_Exercise aim_:
Quote the records beneath, complete and exact. Leave out images.

_Records provided_:
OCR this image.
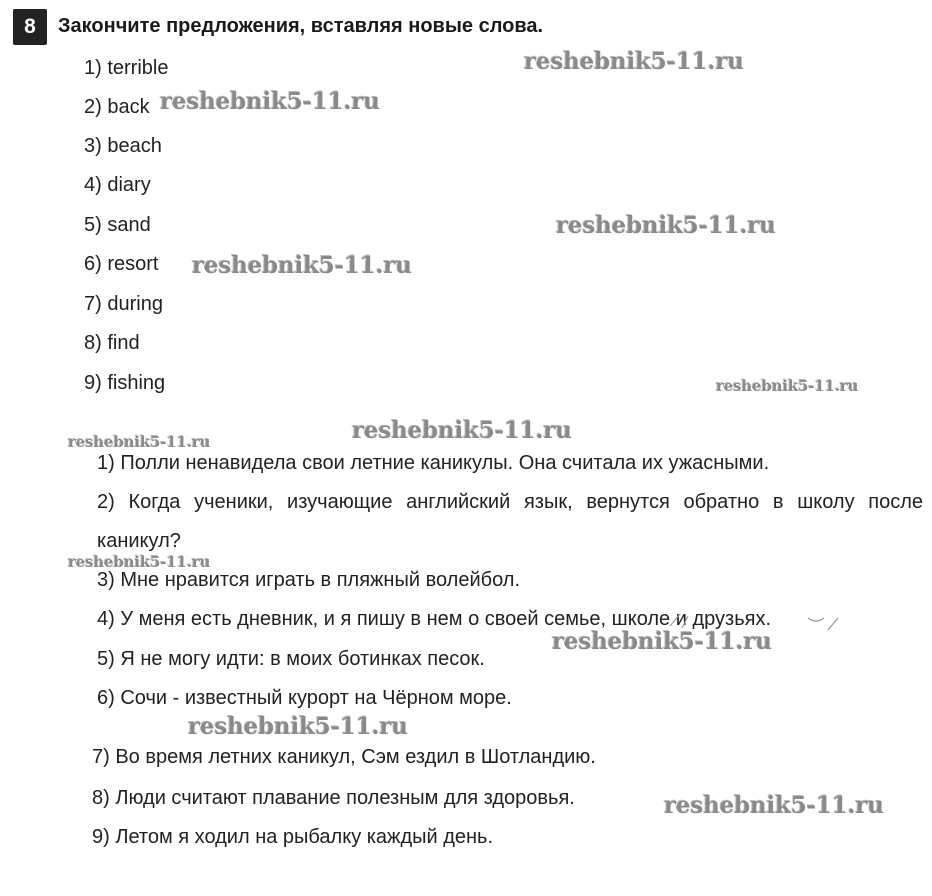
8	Закончите предложения, вставляя новые слова.
1) terrible
2) back
3) beach
4) diary
5) sand
6) resort
7) during
8) find
9) fishing
1) Полли ненавидела свои летние каникулы. Она считала их ужасными.
2) Когда ученики, изучающие английский язык, вернутся обратно в школу после каникул?
3) Мне нравится играть в пляжный волейбол.
4) У меня есть дневник, и я пишу в нем о своей семье, школе и друзьях.
5) Я не могу идти: в моих ботинках песок.
6) Сочи - известный курорт на Чёрном море.
7) Во время летних каникул, Сэм ездил в Шотландию.
8) Люди считают плавание полезным для здоровья.
9) Летом я ходил на рыбалку каждый день.
reshebnik5-11.ru
reshebnik5-11.ru
reshebnik5-11.ru
reshebnik5-11.ru
reshebnik5-11.ru
reshebnik5-11.ru
reshebnik5-11.ru
reshebnik5-11.ru
reshebnik5-11.ru
reshebnik5-11.ru
reshebnik5-11.ru
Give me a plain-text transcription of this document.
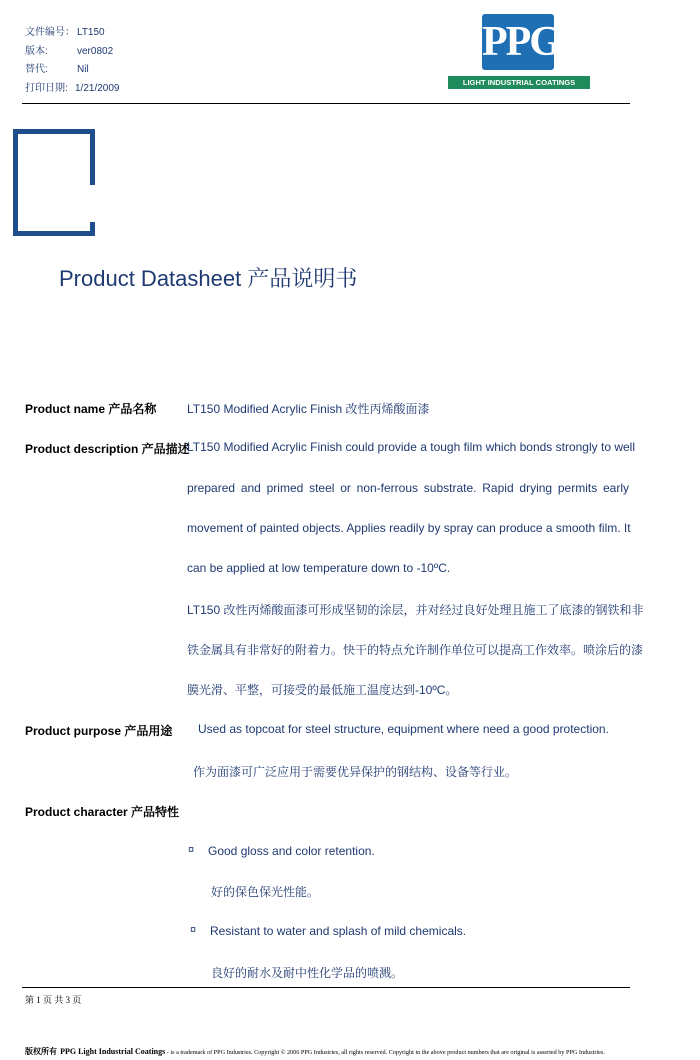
文件编号： LT150
版本:	ver0802
替代:	Nil
打印日期: 1/21/2009
PPG
LIGHT INDUSTRIAL COATINGS
Product Datasheet 产品说明书
Product name 产品名称	LT150 Modified Acrylic Finish 改性丙烯酸面漆
Product description 产品描述
LT150 Modified Acrylic Finish could provide a tough film which bonds strongly to well
prepared and primed steel or non-ferrous substrate. Rapid drying permits early
movement of painted objects. Applies readily by spray can produce a smooth film. It
can be applied at low temperature down to -10ºC.
LT150 改性丙烯酸面漆可形成坚韧的涂层，并对经过良好处理且施工了底漆的钢铁和非
铁金属具有非常好的附着力。快干的特点允许制作单位可以提高工作效率。喷涂后的漆
膜光滑、平整，可接受的最低施工温度达到-10ºC。
Product purpose 产品用途 Used as topcoat for steel structure, equipment where need a good protection.
作为面漆可广泛应用于需要优异保护的钢结构、设备等行业。
Product character 产品特性
¤ Good gloss and color retention.
好的保色保光性能。
¤ Resistant to water and splash of mild chemicals.
良好的耐水及耐中性化学品的喷溅。
第 1 页 共 3 页
版权所有 PPG Light Industrial Coatings - is a trademark of PPG Industries. Copyright © 2006 PPG Industries, all rights reserved. Copyright in the above product numbers that are original is asserted by PPG Industries.
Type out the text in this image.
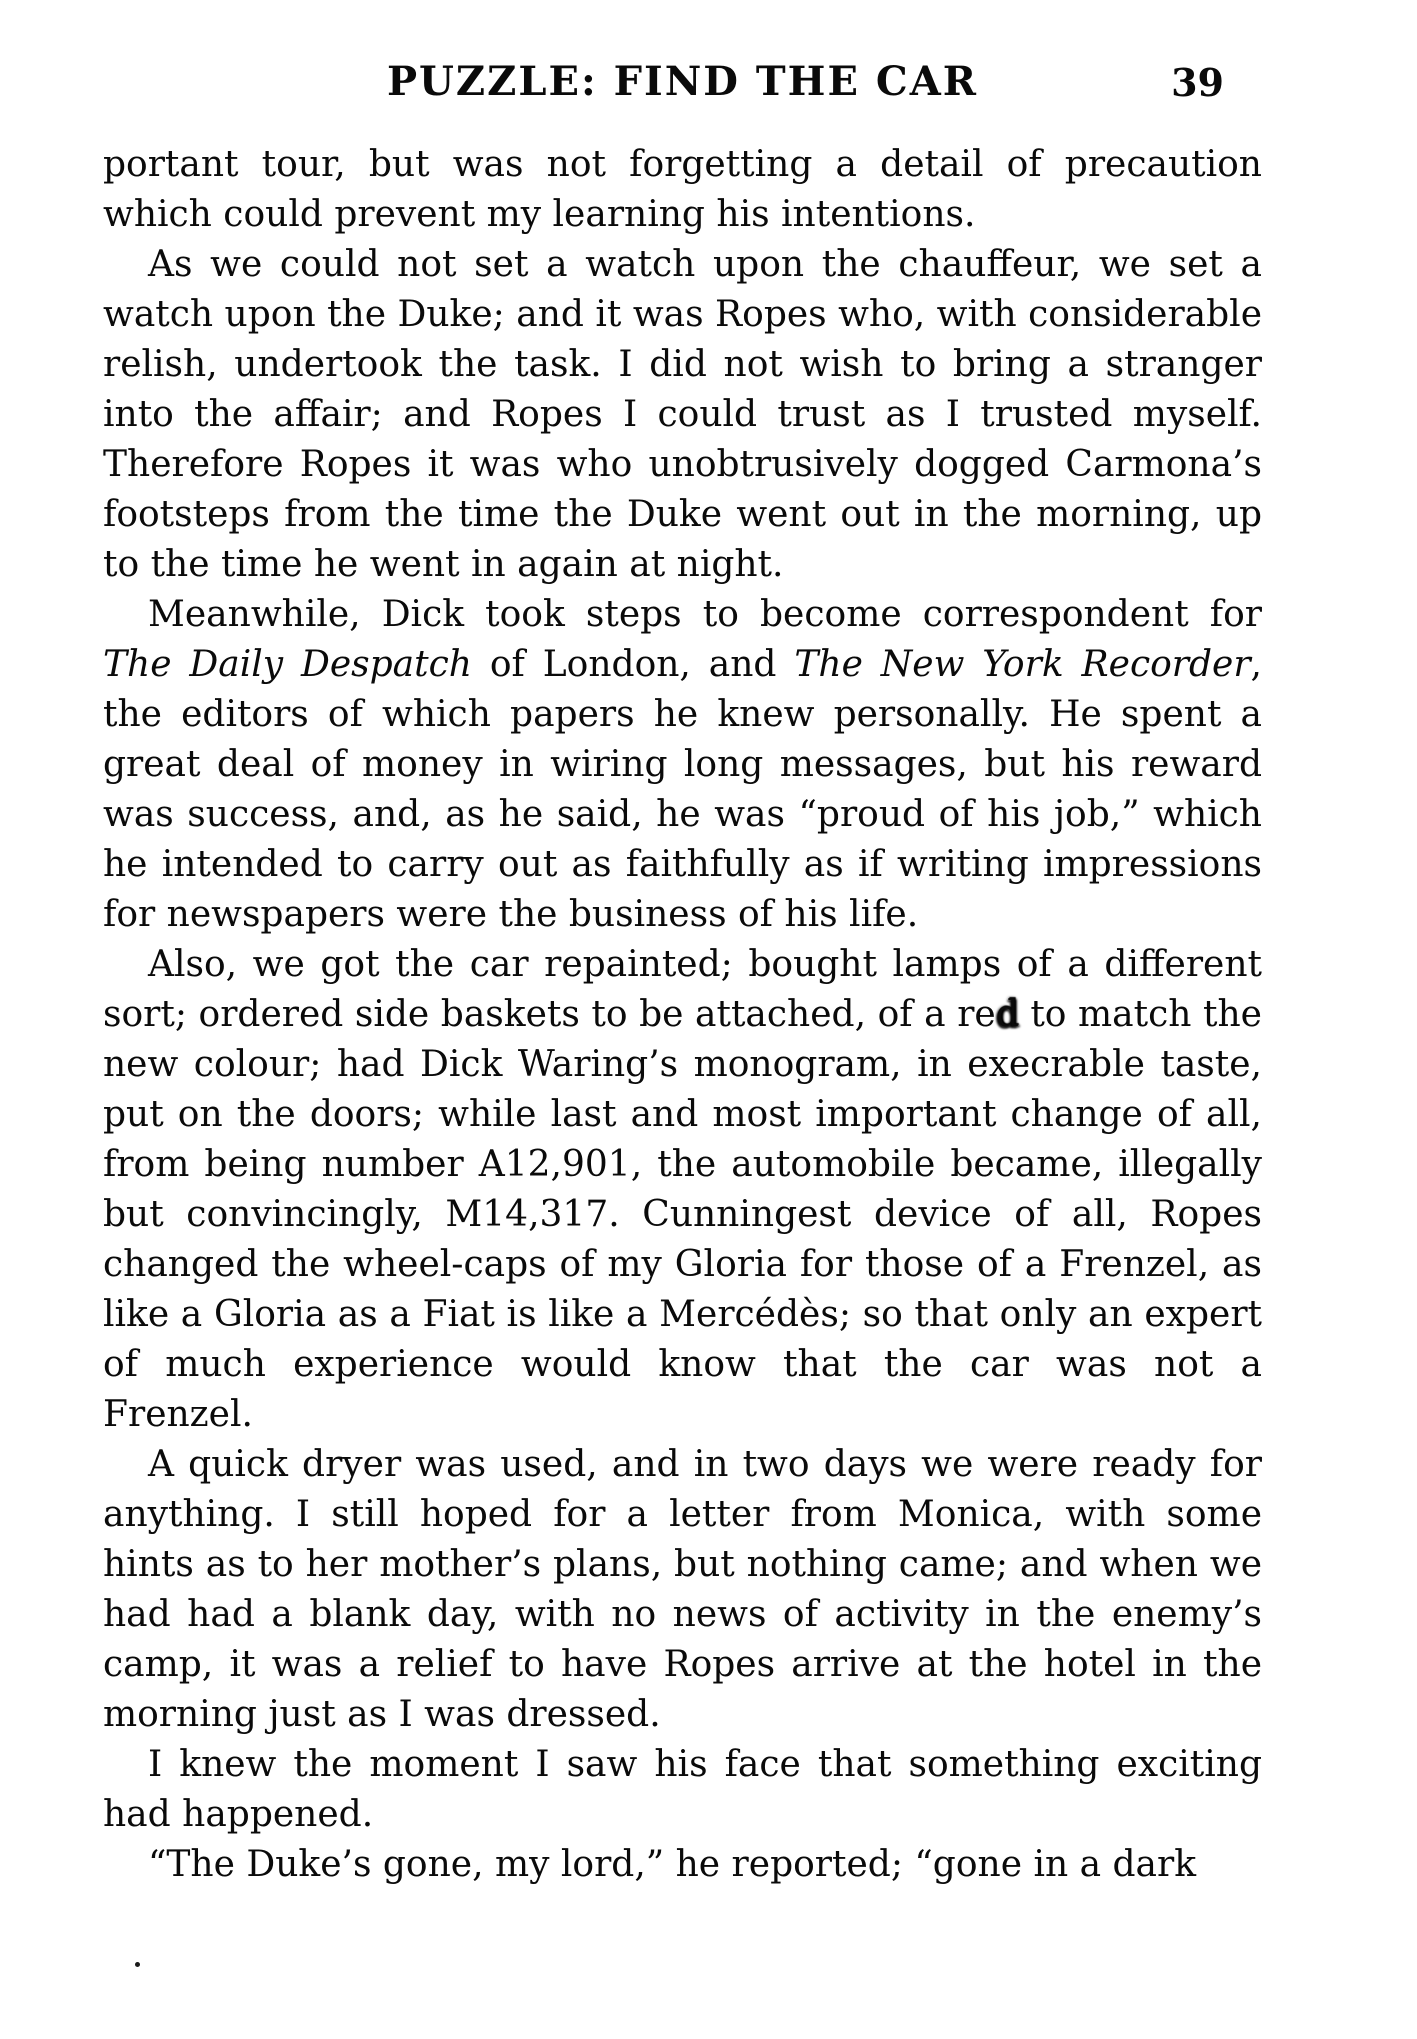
PUZZLE: FIND THE CAR	39

portant tour, but was not forgetting a detail of precaution which could prevent my learning his intentions.

As we could not set a watch upon the chauffeur, we set a watch upon the Duke; and it was Ropes who, with considerable relish, undertook the task. I did not wish to bring a stranger into the affair; and Ropes I could trust as I trusted myself. Therefore Ropes it was who unobtrusively dogged Carmona’s footsteps from the time the Duke went out in the morning, up to the time he went in again at night.

Meanwhile, Dick took steps to become correspondent for The Daily Despatch of London, and The New York Recorder, the editors of which papers he knew personally. He spent a great deal of money in wiring long messages, but his reward was success, and, as he said, he was “proud of his job,” which he intended to carry out as faithfully as if writing impressions for newspapers were the business of his life.

Also, we got the car repainted; bought lamps of a different sort; ordered side baskets to be attached, of a red to match the new colour; had Dick Waring’s monogram, in execrable taste, put on the doors; while last and most important change of all, from being number A12,901, the automobile became, illegally but convincingly, M14,317. Cunningest device of all, Ropes changed the wheel-caps of my Gloria for those of a Frenzel, as like a Gloria as a Fiat is like a Mercédès; so that only an expert of much experience would know that the car was not a Frenzel.

A quick dryer was used, and in two days we were ready for anything. I still hoped for a letter from Monica, with some hints as to her mother’s plans, but nothing came; and when we had had a blank day, with no news of activity in the enemy’s camp, it was a relief to have Ropes arrive at the hotel in the morning just as I was dressed.

I knew the moment I saw his face that something exciting had happened.

“The Duke’s gone, my lord,” he reported; “gone in a dark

_Exercise solution_:
OCR this image.
8	Закончите предложения, вставляя новые слова.
1) terrible
2) back
3) beach
4) diary
5) sand
6) resort
7) during
8) find
9) fishing
1) Полли ненавидела свои летние каникулы. Она считала их ужасными.
2) Когда ученики, изучающие английский язык, вернутся обратно в школу после каникул?
3) Мне нравится играть в пляжный волейбол.
4) У меня есть дневник, и я пишу в нем о своей семье, школе и друзьях.
5) Я не могу идти: в моих ботинках песок.
6) Сочи - известный курорт на Чёрном море.
7) Во время летних каникул, Сэм ездил в Шотландию.
8) Люди считают плавание полезным для здоровья.
9) Летом я ходил на рыбалку каждый день.
reshebnik5-11.ru
reshebnik5-11.ru
reshebnik5-11.ru
reshebnik5-11.ru
reshebnik5-11.ru
reshebnik5-11.ru
reshebnik5-11.ru
reshebnik5-11.ru
reshebnik5-11.ru
reshebnik5-11.ru
reshebnik5-11.ru
Give me a plain-text transcription of this document.
文件编号： LT150
版本:	ver0802
替代:	Nil
打印日期: 1/21/2009
PPG
LIGHT INDUSTRIAL COATINGS
Product Datasheet 产品说明书
Product name 产品名称	LT150 Modified Acrylic Finish 改性丙烯酸面漆
Product description 产品描述
LT150 Modified Acrylic Finish could provide a tough film which bonds strongly to well
prepared and primed steel or non-ferrous substrate. Rapid drying permits early
movement of painted objects. Applies readily by spray can produce a smooth film. It
can be applied at low temperature down to -10ºC.
LT150 改性丙烯酸面漆可形成坚韧的涂层，并对经过良好处理且施工了底漆的钢铁和非
铁金属具有非常好的附着力。快干的特点允许制作单位可以提高工作效率。喷涂后的漆
膜光滑、平整，可接受的最低施工温度达到-10ºC。
Product purpose 产品用途 Used as topcoat for steel structure, equipment where need a good protection.
作为面漆可广泛应用于需要优异保护的钢结构、设备等行业。
Product character 产品特性
¤ Good gloss and color retention.
好的保色保光性能。
¤ Resistant to water and splash of mild chemicals.
良好的耐水及耐中性化学品的喷溅。
第 1 页 共 3 页
版权所有 PPG Light Industrial Coatings - is a trademark of PPG Industries. Copyright © 2006 PPG Industries, all rights reserved. Copyright in the above product numbers that are original is asserted by PPG Industries.
Type out the text in this image.
PUZZLE: FIND THE CAR	39

portant tour, but was not forgetting a detail of precaution which could prevent my learning his intentions.

As we could not set a watch upon the chauffeur, we set a watch upon the Duke; and it was Ropes who, with considerable relish, undertook the task. I did not wish to bring a stranger into the affair; and Ropes I could trust as I trusted myself. Therefore Ropes it was who unobtrusively dogged Carmona’s footsteps from the time the Duke went out in the morning, up to the time he went in again at night.

Meanwhile, Dick took steps to become correspondent for The Daily Despatch of London, and The New York Recorder, the editors of which papers he knew personally. He spent a great deal of money in wiring long messages, but his reward was success, and, as he said, he was “proud of his job,” which he intended to carry out as faithfully as if writing impressions for newspapers were the business of his life.

Also, we got the car repainted; bought lamps of a different sort; ordered side baskets to be attached, of a red to match the new colour; had Dick Waring’s monogram, in execrable taste, put on the doors; while last and most important change of all, from being number A12,901, the automobile became, illegally but convincingly, M14,317. Cunningest device of all, Ropes changed the wheel-caps of my Gloria for those of a Frenzel, as like a Gloria as a Fiat is like a Mercédès; so that only an expert of much experience would know that the car was not a Frenzel.

A quick dryer was used, and in two days we were ready for anything. I still hoped for a letter from Monica, with some hints as to her mother’s plans, but nothing came; and when we had had a blank day, with no news of activity in the enemy’s camp, it was a relief to have Ropes arrive at the hotel in the morning just as I was dressed.

I knew the moment I saw his face that something exciting had happened.

“The Duke’s gone, my lord,” he reported; “gone in a dark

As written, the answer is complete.